→ DO THIS: All lines holding the string "Surface" are to be shown.

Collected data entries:

______

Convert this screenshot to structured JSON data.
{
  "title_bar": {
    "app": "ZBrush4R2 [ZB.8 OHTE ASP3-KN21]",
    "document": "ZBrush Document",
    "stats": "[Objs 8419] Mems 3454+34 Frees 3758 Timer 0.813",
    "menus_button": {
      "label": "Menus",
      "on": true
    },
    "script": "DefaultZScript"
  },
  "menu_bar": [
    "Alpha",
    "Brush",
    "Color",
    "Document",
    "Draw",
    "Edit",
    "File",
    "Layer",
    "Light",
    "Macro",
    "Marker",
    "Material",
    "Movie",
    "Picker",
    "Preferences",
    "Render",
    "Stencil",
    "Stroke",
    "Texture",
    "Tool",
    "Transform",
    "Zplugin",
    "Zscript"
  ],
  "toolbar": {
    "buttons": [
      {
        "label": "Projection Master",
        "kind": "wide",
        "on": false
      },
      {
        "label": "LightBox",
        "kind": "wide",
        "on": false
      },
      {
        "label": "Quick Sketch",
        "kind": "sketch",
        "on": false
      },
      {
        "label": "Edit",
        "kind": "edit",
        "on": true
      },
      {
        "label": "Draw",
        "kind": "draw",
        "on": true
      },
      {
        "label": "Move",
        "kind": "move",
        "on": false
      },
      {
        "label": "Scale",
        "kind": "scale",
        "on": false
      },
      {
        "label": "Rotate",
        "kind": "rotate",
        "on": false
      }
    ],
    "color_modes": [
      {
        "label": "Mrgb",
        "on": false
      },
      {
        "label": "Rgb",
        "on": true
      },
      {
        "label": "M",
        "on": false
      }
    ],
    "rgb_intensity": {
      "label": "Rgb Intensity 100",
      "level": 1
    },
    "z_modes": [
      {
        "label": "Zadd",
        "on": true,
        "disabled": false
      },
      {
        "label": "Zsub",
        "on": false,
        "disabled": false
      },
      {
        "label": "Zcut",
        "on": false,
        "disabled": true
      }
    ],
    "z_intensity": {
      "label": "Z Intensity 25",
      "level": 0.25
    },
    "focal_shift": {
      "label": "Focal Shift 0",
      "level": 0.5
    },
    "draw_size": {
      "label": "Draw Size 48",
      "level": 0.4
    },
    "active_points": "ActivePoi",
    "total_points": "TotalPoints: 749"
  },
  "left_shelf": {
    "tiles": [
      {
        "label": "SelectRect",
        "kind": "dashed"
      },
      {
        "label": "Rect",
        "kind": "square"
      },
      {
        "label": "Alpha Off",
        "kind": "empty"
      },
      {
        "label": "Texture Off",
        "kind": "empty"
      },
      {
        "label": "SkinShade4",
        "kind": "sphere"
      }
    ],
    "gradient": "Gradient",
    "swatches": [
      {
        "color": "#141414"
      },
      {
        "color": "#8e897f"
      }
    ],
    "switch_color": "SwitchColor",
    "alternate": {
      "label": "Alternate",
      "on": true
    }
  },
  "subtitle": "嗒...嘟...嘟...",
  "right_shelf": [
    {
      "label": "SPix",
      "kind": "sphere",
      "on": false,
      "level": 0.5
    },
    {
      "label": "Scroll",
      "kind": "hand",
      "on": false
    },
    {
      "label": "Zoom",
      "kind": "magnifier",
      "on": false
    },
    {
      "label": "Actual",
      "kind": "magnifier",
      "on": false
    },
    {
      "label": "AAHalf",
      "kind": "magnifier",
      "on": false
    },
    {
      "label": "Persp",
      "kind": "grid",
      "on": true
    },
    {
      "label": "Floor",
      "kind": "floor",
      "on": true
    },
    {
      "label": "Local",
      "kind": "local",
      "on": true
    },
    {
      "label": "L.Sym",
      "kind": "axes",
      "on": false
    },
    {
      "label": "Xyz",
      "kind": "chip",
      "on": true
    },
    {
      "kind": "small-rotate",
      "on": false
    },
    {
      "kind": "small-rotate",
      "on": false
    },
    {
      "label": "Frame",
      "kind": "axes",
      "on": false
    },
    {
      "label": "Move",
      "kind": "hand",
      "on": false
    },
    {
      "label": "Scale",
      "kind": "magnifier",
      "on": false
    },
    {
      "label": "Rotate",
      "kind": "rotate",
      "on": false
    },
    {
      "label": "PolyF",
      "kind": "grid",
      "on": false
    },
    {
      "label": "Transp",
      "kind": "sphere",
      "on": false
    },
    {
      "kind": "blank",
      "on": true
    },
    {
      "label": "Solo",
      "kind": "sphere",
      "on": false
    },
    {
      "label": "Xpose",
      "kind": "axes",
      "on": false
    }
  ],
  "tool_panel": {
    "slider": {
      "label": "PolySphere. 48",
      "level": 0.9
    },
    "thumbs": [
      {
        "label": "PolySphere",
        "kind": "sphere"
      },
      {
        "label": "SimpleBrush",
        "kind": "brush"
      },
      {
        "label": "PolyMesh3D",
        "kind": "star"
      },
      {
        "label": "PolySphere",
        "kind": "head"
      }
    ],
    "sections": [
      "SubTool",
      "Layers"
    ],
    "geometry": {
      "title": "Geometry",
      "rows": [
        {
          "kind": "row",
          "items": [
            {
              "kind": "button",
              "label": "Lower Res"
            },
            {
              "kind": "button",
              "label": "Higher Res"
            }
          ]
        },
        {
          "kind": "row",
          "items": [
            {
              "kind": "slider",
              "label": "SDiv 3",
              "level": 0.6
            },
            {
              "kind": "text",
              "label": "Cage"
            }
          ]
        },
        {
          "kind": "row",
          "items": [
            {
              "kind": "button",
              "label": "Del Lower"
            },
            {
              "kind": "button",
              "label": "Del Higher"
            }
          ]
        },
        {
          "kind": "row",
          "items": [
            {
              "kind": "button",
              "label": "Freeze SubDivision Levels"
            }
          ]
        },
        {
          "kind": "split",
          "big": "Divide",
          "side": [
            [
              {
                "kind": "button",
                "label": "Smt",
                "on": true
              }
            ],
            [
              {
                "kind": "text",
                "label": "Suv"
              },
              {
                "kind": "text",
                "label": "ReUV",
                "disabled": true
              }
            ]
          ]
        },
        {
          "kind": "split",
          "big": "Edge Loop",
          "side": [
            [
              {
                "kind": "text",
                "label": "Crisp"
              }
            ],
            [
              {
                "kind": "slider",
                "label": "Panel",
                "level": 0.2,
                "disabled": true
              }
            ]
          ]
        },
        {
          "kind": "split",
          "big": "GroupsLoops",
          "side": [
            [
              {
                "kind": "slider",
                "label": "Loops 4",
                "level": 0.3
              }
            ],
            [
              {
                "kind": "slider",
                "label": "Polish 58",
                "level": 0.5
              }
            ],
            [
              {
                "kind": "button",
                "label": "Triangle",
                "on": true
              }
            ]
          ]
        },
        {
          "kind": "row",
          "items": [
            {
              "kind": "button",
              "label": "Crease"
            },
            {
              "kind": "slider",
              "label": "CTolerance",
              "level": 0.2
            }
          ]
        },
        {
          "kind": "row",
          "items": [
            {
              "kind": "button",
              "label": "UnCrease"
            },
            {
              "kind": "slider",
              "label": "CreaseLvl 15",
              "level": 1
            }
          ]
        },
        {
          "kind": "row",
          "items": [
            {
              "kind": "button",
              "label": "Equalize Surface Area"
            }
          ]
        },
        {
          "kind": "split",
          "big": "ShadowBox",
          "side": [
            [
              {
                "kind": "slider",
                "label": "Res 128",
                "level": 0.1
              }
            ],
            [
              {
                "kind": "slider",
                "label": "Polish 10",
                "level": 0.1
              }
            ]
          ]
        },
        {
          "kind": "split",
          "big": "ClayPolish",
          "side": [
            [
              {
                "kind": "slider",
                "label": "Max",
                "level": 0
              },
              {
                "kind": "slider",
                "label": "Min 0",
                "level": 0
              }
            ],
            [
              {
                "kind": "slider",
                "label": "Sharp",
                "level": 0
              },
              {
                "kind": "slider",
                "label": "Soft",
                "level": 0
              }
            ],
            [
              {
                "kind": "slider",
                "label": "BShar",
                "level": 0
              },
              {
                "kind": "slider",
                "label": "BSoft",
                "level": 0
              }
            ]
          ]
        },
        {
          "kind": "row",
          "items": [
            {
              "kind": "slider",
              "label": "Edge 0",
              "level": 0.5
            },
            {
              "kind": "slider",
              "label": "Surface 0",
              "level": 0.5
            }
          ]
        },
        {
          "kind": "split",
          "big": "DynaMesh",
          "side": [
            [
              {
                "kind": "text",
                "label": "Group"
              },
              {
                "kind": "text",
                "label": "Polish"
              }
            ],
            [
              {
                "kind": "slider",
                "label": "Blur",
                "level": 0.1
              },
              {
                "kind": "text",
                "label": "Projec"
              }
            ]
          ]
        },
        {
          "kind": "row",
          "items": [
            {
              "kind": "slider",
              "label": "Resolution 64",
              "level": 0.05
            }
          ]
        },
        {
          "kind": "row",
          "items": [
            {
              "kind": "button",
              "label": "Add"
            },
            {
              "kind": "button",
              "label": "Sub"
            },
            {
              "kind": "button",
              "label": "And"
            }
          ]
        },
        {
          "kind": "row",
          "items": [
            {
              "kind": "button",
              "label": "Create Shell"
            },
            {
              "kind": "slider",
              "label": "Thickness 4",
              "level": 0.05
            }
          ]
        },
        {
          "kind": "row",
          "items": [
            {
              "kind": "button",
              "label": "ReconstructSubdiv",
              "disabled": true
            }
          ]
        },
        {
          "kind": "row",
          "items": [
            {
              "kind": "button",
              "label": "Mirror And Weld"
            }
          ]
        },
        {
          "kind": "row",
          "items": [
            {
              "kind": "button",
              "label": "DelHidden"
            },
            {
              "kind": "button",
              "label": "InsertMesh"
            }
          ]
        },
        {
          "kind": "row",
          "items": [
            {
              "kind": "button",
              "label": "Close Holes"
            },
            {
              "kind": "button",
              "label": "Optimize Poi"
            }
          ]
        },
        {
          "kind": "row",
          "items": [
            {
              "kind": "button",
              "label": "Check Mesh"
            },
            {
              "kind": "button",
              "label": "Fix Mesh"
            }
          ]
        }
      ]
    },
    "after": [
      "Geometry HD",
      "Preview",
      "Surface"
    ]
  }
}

______

→ EXERCISE OUTPUT:
              "label": "Equalize Surface Area"
              "label": "Surface 0",
      "Surface"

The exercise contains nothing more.